* BEGIN Supplied material *

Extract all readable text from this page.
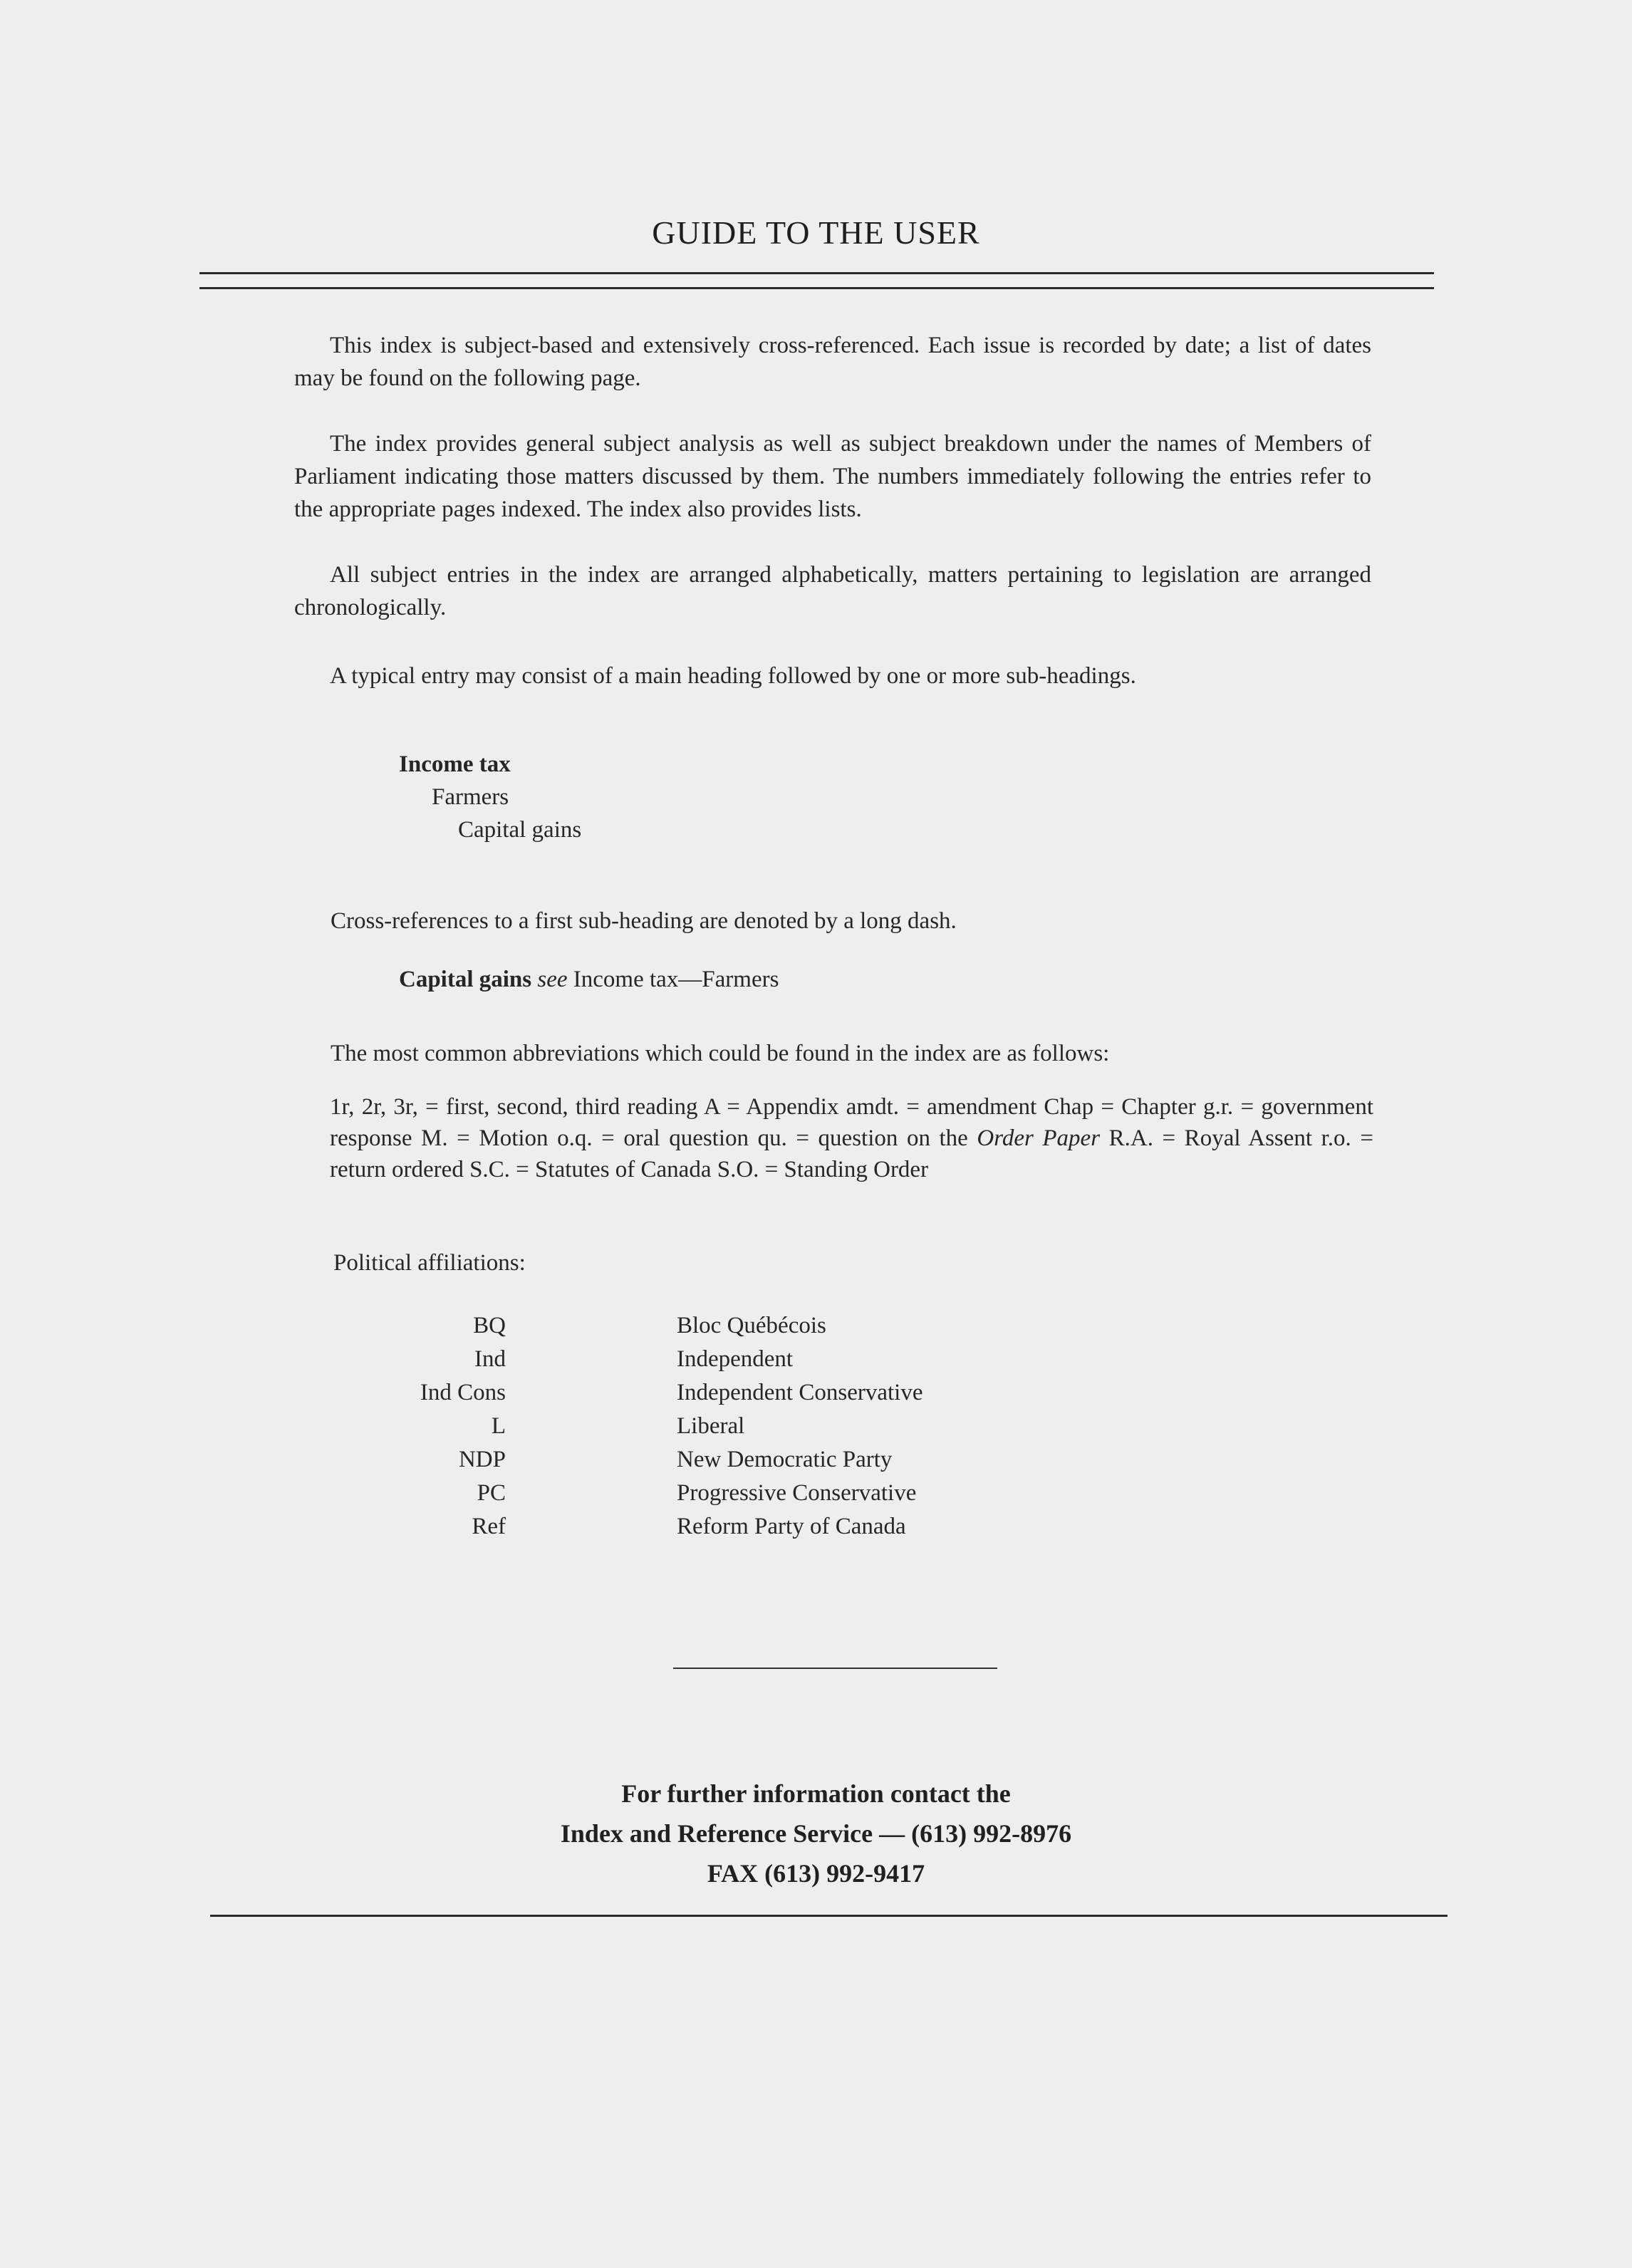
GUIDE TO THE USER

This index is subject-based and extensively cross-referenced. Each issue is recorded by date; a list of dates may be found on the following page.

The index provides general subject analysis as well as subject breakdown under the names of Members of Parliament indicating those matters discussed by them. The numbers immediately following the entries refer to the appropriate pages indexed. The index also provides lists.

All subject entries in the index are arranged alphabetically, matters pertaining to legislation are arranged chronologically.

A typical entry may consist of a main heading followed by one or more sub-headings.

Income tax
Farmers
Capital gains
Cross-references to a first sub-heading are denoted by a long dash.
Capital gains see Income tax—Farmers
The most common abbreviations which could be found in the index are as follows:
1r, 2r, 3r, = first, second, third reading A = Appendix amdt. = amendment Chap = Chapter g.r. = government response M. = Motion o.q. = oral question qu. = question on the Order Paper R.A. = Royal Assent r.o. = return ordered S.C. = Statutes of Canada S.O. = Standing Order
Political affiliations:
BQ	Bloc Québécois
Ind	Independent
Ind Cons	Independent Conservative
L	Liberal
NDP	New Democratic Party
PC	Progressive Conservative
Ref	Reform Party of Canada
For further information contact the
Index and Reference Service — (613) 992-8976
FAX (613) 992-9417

* END Supplied material *
* BEGIN Supplied material *

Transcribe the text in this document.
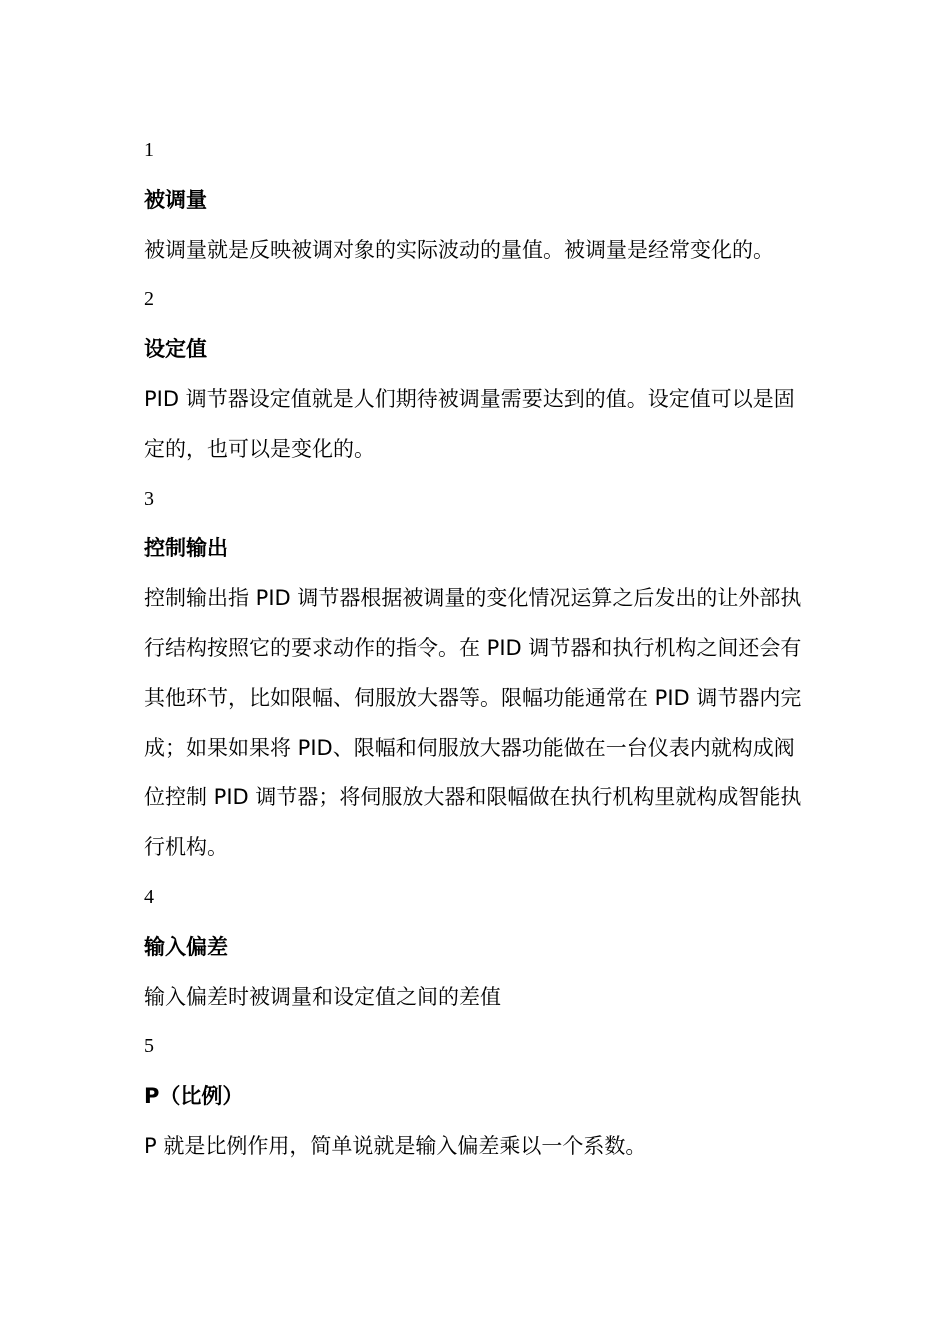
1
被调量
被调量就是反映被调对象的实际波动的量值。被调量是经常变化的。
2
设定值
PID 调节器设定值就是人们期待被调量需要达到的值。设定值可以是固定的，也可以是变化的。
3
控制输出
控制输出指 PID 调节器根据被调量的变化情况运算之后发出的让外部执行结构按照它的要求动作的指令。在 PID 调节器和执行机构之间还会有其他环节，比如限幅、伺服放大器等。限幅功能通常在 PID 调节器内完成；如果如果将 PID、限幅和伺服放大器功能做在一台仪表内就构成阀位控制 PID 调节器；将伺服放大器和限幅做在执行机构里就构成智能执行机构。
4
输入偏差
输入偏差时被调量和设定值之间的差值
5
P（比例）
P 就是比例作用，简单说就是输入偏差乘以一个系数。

* END Supplied material *

- Exercise task
Count every line in the data that contains the word "Capital", then give that count and nothing else.

- Exercise output
2